BEGIN Materials provided

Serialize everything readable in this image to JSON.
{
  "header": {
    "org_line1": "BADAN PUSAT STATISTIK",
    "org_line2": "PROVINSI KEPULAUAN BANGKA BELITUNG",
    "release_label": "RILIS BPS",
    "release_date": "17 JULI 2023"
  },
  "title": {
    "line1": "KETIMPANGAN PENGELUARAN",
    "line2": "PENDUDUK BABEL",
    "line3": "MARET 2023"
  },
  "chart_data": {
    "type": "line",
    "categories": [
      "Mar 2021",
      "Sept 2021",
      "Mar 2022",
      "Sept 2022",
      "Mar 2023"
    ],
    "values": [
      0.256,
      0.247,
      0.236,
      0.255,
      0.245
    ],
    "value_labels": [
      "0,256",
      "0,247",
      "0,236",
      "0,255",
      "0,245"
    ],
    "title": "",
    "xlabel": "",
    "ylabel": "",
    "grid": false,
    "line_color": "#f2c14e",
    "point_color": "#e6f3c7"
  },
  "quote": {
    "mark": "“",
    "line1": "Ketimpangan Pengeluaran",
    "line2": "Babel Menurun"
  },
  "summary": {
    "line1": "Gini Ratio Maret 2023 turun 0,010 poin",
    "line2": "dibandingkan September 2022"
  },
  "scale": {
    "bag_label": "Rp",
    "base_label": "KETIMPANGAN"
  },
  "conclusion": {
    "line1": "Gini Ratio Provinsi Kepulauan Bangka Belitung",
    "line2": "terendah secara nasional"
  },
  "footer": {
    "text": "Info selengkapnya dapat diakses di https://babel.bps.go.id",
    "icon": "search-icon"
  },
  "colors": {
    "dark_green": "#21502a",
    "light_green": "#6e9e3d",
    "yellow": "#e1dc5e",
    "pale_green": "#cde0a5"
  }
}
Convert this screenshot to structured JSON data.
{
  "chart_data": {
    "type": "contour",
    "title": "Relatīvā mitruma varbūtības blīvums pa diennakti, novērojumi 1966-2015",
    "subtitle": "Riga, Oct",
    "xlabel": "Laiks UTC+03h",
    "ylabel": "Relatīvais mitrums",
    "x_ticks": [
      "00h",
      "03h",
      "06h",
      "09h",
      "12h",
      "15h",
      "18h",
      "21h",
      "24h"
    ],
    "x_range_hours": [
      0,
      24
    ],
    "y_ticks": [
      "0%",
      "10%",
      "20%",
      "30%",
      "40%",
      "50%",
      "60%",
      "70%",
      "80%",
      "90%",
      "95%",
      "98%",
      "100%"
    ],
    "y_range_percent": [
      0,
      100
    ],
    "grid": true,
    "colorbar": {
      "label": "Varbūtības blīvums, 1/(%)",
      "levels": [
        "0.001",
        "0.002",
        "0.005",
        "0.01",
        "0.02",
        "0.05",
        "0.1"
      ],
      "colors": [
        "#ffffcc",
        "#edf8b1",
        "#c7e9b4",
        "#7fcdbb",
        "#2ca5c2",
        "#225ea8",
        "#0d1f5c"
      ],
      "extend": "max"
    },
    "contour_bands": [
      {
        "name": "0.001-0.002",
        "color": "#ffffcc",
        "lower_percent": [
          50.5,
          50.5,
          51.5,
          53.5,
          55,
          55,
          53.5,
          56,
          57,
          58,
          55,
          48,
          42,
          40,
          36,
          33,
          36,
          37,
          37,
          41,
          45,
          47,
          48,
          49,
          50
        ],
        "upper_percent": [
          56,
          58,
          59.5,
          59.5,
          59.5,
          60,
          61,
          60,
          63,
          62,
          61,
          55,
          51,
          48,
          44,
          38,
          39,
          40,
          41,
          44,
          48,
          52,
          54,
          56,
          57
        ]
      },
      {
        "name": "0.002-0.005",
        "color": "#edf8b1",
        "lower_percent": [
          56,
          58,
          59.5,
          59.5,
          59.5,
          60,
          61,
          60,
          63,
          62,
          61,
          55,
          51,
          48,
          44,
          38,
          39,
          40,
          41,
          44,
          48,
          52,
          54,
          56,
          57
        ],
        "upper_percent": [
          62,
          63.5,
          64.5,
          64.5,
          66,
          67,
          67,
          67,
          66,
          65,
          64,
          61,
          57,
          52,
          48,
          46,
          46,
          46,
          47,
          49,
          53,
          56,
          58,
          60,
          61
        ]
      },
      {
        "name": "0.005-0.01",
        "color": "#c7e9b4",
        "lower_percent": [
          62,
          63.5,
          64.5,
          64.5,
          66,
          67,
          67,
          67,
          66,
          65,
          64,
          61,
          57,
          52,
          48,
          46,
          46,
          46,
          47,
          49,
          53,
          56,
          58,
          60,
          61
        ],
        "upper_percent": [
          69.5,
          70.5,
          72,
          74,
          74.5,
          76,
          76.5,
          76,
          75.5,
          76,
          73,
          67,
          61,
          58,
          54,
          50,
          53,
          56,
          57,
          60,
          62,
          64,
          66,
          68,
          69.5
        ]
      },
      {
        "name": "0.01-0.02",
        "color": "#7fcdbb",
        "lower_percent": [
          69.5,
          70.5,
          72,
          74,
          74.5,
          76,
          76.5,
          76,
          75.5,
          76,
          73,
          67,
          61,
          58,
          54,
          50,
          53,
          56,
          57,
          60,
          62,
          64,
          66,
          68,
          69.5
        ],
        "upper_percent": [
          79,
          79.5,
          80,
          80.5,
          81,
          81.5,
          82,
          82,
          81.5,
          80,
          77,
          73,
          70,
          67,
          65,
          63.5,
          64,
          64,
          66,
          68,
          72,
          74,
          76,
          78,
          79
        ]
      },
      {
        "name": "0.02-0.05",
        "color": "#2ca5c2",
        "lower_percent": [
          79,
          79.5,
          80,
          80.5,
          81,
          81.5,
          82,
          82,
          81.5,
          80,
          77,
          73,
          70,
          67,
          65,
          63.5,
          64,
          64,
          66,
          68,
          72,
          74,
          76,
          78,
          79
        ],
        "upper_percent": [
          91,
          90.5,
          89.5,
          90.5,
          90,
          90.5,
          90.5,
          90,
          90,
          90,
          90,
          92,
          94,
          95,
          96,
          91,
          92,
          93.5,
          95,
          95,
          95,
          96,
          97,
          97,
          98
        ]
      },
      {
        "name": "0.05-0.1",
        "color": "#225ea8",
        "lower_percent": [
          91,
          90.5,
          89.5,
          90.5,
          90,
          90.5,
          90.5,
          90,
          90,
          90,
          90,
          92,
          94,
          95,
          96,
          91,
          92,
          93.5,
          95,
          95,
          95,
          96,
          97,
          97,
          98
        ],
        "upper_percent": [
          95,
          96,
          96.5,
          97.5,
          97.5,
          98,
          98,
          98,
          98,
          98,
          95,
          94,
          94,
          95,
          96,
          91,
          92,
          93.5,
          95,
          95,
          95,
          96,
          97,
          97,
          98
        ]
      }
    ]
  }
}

END Materials provided

Say the number of lines in the records above that include the string "Ratio", and no more.

§ Solution to this task
2